# What to produce
From the listing below, pull out the lines that hold "text".

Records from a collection
----------------
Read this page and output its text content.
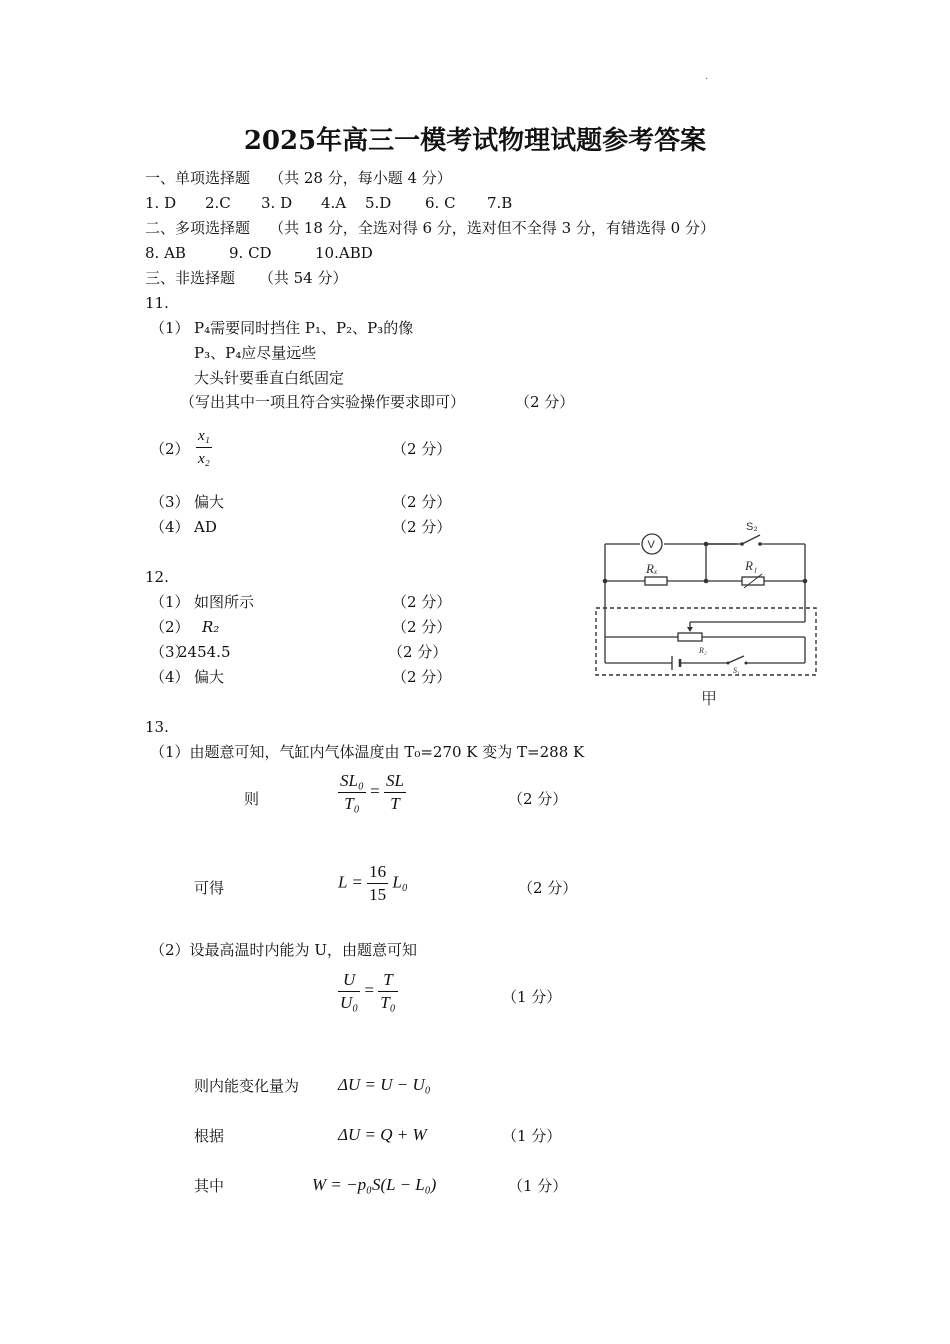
·
2025年高三一模考试物理试题参考答案
一、单项选择题 （共 28 分，每小题 4 分）
1. D 2.C 3. D 4.A 5.D 6. C 7.B
二、多项选择题 （共 18 分，全选对得 6 分，选对但不全得 3 分，有错选得 0 分）
8. AB	9. CD	10.ABD
三、非选择题 （共 54 分）
11.
（1） P₄需要同时挡住 P₁、P₂、P₃的像
P₃、P₄应尽量远些
大头针要垂直白纸固定
（写出其中一项且符合实验操作要求即可）	（2 分）
$(2) \frac{\text{x₁}}{\text{x₂}}$	（2 分）
（3） 偏大	（2 分）
（4） AD	（2 分）
12.
（1） 如图所示	（2 分）
（2） R₂	（2 分）
（3）
2454.5	（2 分）
（4） 偏大	（2 分）
S₂
V
Rₓ	R₁
R₂
S₁
甲
13.
（1）由题意可知，气缸内气体温度由 T₀=270 K 变为 T=288 K
则	$\frac{\text{SL₀}}{\text{T₀}} = \frac{SL}{T}$	（2 分）
可得	$L = \frac{16}{15} L_0$	（2 分）
（2）设最高温时内能为 U，由题意可知
$\frac{U}{\text{U₀}} = \frac{T}{\text{T₀}}$	（1 分）
则内能变化量为 ΔU = U − U₀
根据	ΔU = Q + W	（1 分）
其中	W = −p₀S(L − L₀)	（1 分）
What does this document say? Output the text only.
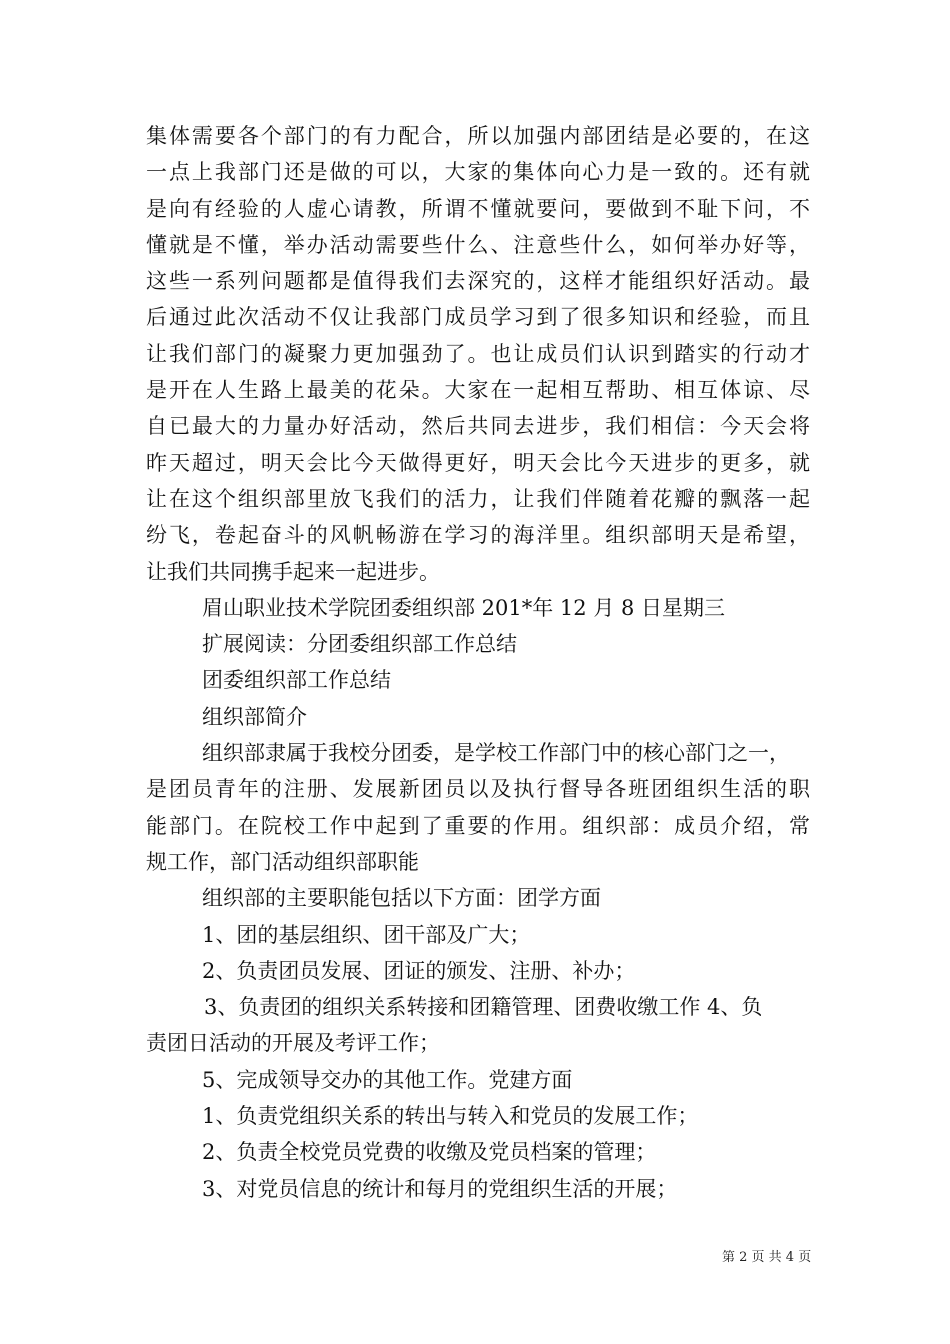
集体需要各个部门的有力配合，所以加强内部团结是必要的，在这

一点上我部门还是做的可以，大家的集体向心力是一致的。还有就

是向有经验的人虚心请教，所谓不懂就要问，要做到不耻下问，不

懂就是不懂，举办活动需要些什么、注意些什么，如何举办好等，

这些一系列问题都是值得我们去深究的，这样才能组织好活动。最

后通过此次活动不仅让我部门成员学习到了很多知识和经验，而且

让我们部门的凝聚力更加强劲了。也让成员们认识到踏实的行动才

是开在人生路上最美的花朵。大家在一起相互帮助、相互体谅、尽

自已最大的力量办好活动，然后共同去进步，我们相信：今天会将

昨天超过，明天会比今天做得更好，明天会比今天进步的更多，就

让在这个组织部里放飞我们的活力，让我们伴随着花瓣的飘落一起

纷飞，卷起奋斗的风帆畅游在学习的海洋里。组织部明天是希望，

让我们共同携手起来一起进步。

眉山职业技术学院团委组织部 201*年 12 月 8 日星期三

扩展阅读：分团委组织部工作总结

团委组织部工作总结

组织部简介

组织部隶属于我校分团委，是学校工作部门中的核心部门之一，

是团员青年的注册、发展新团员以及执行督导各班团组织生活的职

能部门。在院校工作中起到了重要的作用。组织部：成员介绍，常

规工作，部门活动组织部职能

组织部的主要职能包括以下方面：团学方面

1、团的基层组织、团干部及广大；

2、负责团员发展、团证的颁发、注册、补办；

3、负责团的组织关系转接和团籍管理、团费收缴工作 4、负

责团日活动的开展及考评工作；

5、完成领导交办的其他工作。党建方面

1、负责党组织关系的转出与转入和党员的发展工作；

2、负责全校党员党费的收缴及党员档案的管理；

3、对党员信息的统计和每月的党组织生活的开展；

第 2 页 共 4 页
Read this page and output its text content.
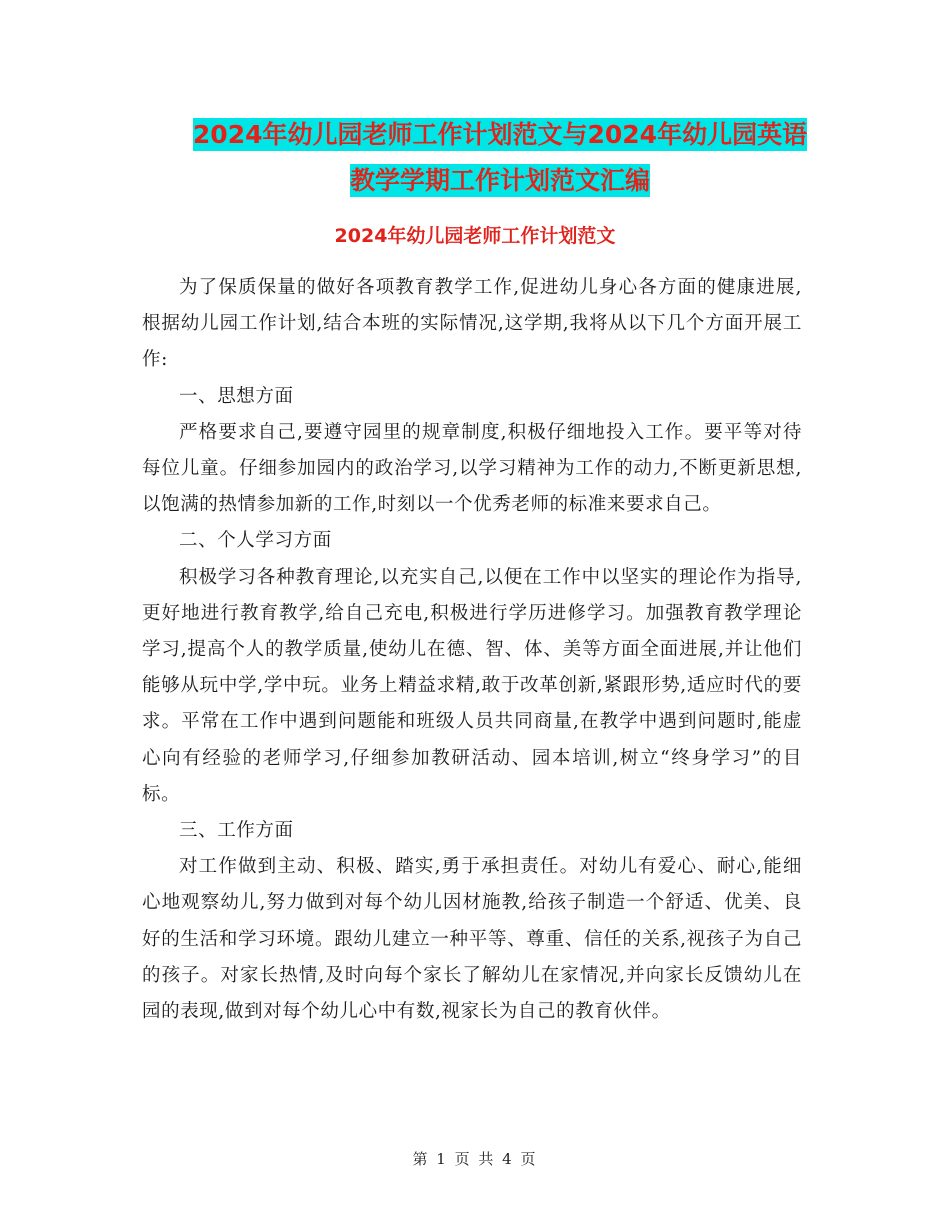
2024年幼儿园老师工作计划范文与2024年幼儿园英语
教学学期工作计划范文汇编
2024年幼儿园老师工作计划范文

为了保质保量的做好各项教育教学工作,促进幼儿身心各方面的健康进展,根据幼儿园工作计划,结合本班的实际情况,这学期,我将从以下几个方面开展工作:

一、思想方面

严格要求自己,要遵守园里的规章制度,积极仔细地投入工作。要平等对待每位儿童。仔细参加园内的政治学习,以学习精神为工作的动力,不断更新思想,以饱满的热情参加新的工作,时刻以一个优秀老师的标准来要求自己。

二、个人学习方面

积极学习各种教育理论,以充实自己,以便在工作中以坚实的理论作为指导,更好地进行教育教学,给自己充电,积极进行学历进修学习。加强教育教学理论学习,提高个人的教学质量,使幼儿在德、智、体、美等方面全面进展,并让他们能够从玩中学,学中玩。业务上精益求精,敢于改革创新,紧跟形势,适应时代的要求。平常在工作中遇到问题能和班级人员共同商量,在教学中遇到问题时,能虚心向有经验的老师学习,仔细参加教研活动、园本培训,树立“终身学习”的目标。

三、工作方面

对工作做到主动、积极、踏实,勇于承担责任。对幼儿有爱心、耐心,能细心地观察幼儿,努力做到对每个幼儿因材施教,给孩子制造一个舒适、优美、良好的生活和学习环境。跟幼儿建立一种平等、尊重、信任的关系,视孩子为自己的孩子。对家长热情,及时向每个家长了解幼儿在家情况,并向家长反馈幼儿在园的表现,做到对每个幼儿心中有数,视家长为自己的教育伙伴。

第 1 页 共 4 页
----------------
# Complete output
Read this page and output its text content.
$(2) \frac{\text{x₁}}{\text{x₂}}$	（2 分）
则	$\frac{\text{SL₀}}{\text{T₀}} = \frac{SL}{T}$	（2 分）
$\frac{U}{\text{U₀}} = \frac{T}{\text{T₀}}$	（1 分）
What does this document say? Output the text only.
Read this page and output its text content.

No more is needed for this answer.